[Stated task]: Convert every line of the entries below into a numbered list, omitting any blank lines.

[Records to use]:

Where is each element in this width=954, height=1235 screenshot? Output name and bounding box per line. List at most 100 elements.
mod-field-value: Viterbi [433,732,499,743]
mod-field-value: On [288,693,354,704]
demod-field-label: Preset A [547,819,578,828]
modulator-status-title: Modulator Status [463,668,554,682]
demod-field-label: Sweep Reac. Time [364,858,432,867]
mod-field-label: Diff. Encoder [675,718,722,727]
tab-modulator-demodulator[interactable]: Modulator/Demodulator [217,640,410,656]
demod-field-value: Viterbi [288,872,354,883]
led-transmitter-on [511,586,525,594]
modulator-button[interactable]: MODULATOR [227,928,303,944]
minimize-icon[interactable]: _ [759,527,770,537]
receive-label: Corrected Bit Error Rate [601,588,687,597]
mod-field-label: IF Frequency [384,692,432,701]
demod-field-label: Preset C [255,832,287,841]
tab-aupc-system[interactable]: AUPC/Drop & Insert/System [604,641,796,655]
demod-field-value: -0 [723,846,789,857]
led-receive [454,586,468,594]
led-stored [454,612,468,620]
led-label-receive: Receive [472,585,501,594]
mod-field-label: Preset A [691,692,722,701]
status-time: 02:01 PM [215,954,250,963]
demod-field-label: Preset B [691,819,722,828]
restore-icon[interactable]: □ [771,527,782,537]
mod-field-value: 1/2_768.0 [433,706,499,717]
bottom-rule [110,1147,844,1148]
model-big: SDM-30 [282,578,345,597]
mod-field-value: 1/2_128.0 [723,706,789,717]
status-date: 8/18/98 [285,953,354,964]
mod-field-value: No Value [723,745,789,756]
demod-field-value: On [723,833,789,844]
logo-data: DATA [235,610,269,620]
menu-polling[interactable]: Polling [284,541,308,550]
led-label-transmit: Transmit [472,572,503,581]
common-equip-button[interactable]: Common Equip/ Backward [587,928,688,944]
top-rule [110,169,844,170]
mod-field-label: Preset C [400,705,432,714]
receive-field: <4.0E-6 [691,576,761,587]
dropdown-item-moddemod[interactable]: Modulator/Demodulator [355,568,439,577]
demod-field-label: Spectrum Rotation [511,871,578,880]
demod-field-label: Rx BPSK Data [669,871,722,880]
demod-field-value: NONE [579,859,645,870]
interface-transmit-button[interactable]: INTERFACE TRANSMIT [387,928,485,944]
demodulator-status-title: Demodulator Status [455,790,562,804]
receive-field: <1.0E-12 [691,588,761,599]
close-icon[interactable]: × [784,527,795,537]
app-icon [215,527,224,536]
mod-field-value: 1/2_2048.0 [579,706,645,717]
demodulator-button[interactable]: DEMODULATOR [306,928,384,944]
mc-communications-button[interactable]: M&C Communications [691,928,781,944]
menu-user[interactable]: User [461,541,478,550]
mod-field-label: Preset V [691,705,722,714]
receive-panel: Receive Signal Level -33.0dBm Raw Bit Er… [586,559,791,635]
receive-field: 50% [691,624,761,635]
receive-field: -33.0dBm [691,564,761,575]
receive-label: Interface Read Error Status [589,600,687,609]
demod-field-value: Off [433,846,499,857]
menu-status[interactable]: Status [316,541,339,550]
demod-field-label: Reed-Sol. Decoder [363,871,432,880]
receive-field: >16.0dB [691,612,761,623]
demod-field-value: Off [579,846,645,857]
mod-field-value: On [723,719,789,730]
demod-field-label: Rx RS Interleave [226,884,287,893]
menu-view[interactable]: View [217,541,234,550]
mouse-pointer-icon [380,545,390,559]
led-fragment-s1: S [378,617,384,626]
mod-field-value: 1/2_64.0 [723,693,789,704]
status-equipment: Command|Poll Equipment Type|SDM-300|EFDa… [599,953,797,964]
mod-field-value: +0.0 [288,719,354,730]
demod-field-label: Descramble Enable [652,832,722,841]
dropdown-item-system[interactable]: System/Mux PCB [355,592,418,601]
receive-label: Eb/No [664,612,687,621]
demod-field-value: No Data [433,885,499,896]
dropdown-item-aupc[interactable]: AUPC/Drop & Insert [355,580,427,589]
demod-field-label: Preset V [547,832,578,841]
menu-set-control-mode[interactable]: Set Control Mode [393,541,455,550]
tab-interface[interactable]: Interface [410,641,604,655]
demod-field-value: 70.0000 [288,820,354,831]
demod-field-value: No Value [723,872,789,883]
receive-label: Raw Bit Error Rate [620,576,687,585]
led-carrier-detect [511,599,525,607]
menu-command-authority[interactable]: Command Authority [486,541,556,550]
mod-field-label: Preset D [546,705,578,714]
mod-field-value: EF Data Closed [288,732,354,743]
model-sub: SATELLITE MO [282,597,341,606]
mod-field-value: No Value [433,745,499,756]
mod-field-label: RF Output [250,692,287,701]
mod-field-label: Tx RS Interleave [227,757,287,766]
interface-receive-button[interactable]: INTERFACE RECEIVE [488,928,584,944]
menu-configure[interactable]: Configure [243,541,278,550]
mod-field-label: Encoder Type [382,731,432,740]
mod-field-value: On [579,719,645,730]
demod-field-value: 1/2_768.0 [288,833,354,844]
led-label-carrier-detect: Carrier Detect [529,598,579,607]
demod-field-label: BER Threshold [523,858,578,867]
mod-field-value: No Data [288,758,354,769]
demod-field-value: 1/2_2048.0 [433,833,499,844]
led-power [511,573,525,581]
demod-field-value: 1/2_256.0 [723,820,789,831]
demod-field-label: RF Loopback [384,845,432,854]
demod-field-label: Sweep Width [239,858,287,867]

[Finished answer]:
1. Where is each element in this width=954, height=1235 screenshot? Output name and bounding box per line. List at most 100 elements.
2. mod-field-value: Viterbi [433,732,499,743]
3. mod-field-value: On [288,693,354,704]
4. demod-field-label: Preset A [547,819,578,828]
5. modulator-status-title: Modulator Status [463,668,554,682]
6. demod-field-label: Sweep Reac. Time [364,858,432,867]
7. mod-field-label: Diff. Encoder [675,718,722,727]
8. tab-modulator-demodulator[interactable]: Modulator/Demodulator [217,640,410,656]
9. demod-field-value: Viterbi [288,872,354,883]
10. led-transmitter-on [511,586,525,594]
11. modulator-button[interactable]: MODULATOR [227,928,303,944]
12. minimize-icon[interactable]: _ [759,527,770,537]
13. receive-label: Corrected Bit Error Rate [601,588,687,597]
14. mod-field-label: IF Frequency [384,692,432,701]
15. demod-field-label: Preset C [255,832,287,841]
16. tab-aupc-system[interactable]: AUPC/Drop & Insert/System [604,641,796,655]
17. demod-field-value: -0 [723,846,789,857]
18. led-receive [454,586,468,594]
19. led-stored [454,612,468,620]
20. led-label-receive: Receive [472,585,501,594]
21. mod-field-label: Preset A [691,692,722,701]
22. status-time: 02:01 PM [215,954,250,963]
23. demod-field-label: Preset B [691,819,722,828]
24. restore-icon[interactable]: □ [771,527,782,537]
25. mod-field-value: 1/2_768.0 [433,706,499,717]
26. bottom-rule [110,1147,844,1148]
27. model-big: SDM-30 [282,578,345,597]
28. mod-field-value: 1/2_128.0 [723,706,789,717]
29. status-date: 8/18/98 [285,953,354,964]
30. mod-field-value: No Value [723,745,789,756]
31. demod-field-value: On [723,833,789,844]
32. logo-data: DATA [235,610,269,620]
33. menu-polling[interactable]: Polling [284,541,308,550]
34. led-label-transmit: Transmit [472,572,503,581]
35. common-equip-button[interactable]: Common Equip/ Backward [587,928,688,944]
36. top-rule [110,169,844,170]
37. mod-field-label: Preset C [400,705,432,714]
38. receive-field: <4.0E-6 [691,576,761,587]
39. dropdown-item-moddemod[interactable]: Modulator/Demodulator [355,568,439,577]
40. demod-field-label: Spectrum Rotation [511,871,578,880]
41. demod-field-label: Rx BPSK Data [669,871,722,880]
42. demod-field-value: NONE [579,859,645,870]
43. interface-transmit-button[interactable]: INTERFACE TRANSMIT [387,928,485,944]
44. demodulator-status-title: Demodulator Status [455,790,562,804]
45. receive-field: <1.0E-12 [691,588,761,599]
46. close-icon[interactable]: × [784,527,795,537]
47. app-icon [215,527,224,536]
48. mod-field-value: 1/2_2048.0 [579,706,645,717]
49. demodulator-button[interactable]: DEMODULATOR [306,928,384,944]
50. mc-communications-button[interactable]: M&C Communications [691,928,781,944]
51. menu-user[interactable]: User [461,541,478,550]
52. mod-field-label: Preset V [691,705,722,714]
53. receive-panel: Receive Signal Level -33.0dBm Raw Bit Er… [586,559,791,635]
54. receive-field: 50% [691,624,761,635]
55. receive-field: -33.0dBm [691,564,761,575]
56. receive-label: Interface Read Error Status [589,600,687,609]
57. demod-field-value: Off [433,846,499,857]
58. menu-status[interactable]: Status [316,541,339,550]
59. demod-field-label: Reed-Sol. Decoder [363,871,432,880]
60. receive-field: >16.0dB [691,612,761,623]
61. demod-field-value: Off [579,846,645,857]
62. mod-field-value: On [723,719,789,730]
63. demod-field-label: Rx RS Interleave [226,884,287,893]
64. menu-view[interactable]: View [217,541,234,550]
65. mouse-pointer-icon [380,545,390,559]
66. led-fragment-s1: S [378,617,384,626]
67. mod-field-value: 1/2_64.0 [723,693,789,704]
68. status-equipment: Command|Poll Equipment Type|SDM-300|EFDa… [599,953,797,964]
69. mod-field-value: +0.0 [288,719,354,730]
70. demod-field-label: Descramble Enable [652,832,722,841]
71. dropdown-item-system[interactable]: System/Mux PCB [355,592,418,601]
72. receive-label: Eb/No [664,612,687,621]
73. demod-field-value: No Data [433,885,499,896]
74. dropdown-item-aupc[interactable]: AUPC/Drop & Insert [355,580,427,589]
75. demod-field-label: Preset V [547,832,578,841]
76. menu-set-control-mode[interactable]: Set Control Mode [393,541,455,550]
77. tab-interface[interactable]: Interface [410,641,604,655]
78. demod-field-value: 70.0000 [288,820,354,831]
79. demod-field-value: No Value [723,872,789,883]
80. receive-label: Raw Bit Error Rate [620,576,687,585]
81. led-carrier-detect [511,599,525,607]
82. menu-command-authority[interactable]: Command Authority [486,541,556,550]
83. mod-field-label: Preset D [546,705,578,714]
84. mod-field-value: EF Data Closed [288,732,354,743]
85. model-sub: SATELLITE MO [282,597,341,606]
86. mod-field-value: No Value [433,745,499,756]
87. mod-field-label: RF Output [250,692,287,701]
88. mod-field-label: Tx RS Interleave [227,757,287,766]
89. interface-receive-button[interactable]: INTERFACE RECEIVE [488,928,584,944]
90. menu-configure[interactable]: Configure [243,541,278,550]
91. mod-field-label: Encoder Type [382,731,432,740]
92. mod-field-value: On [579,719,645,730]
93. demod-field-value: 1/2_768.0 [288,833,354,844]
94. led-label-carrier-detect: Carrier Detect [529,598,579,607]
95. demod-field-label: BER Threshold [523,858,578,867]
96. mod-field-value: No Data [288,758,354,769]
97. demod-field-value: 1/2_2048.0 [433,833,499,844]
98. led-power [511,573,525,581]
99. demod-field-value: 1/2_256.0 [723,820,789,831]
100. demod-field-label: RF Loopback [384,845,432,854]
101. demod-field-label: Sweep Width [239,858,287,867]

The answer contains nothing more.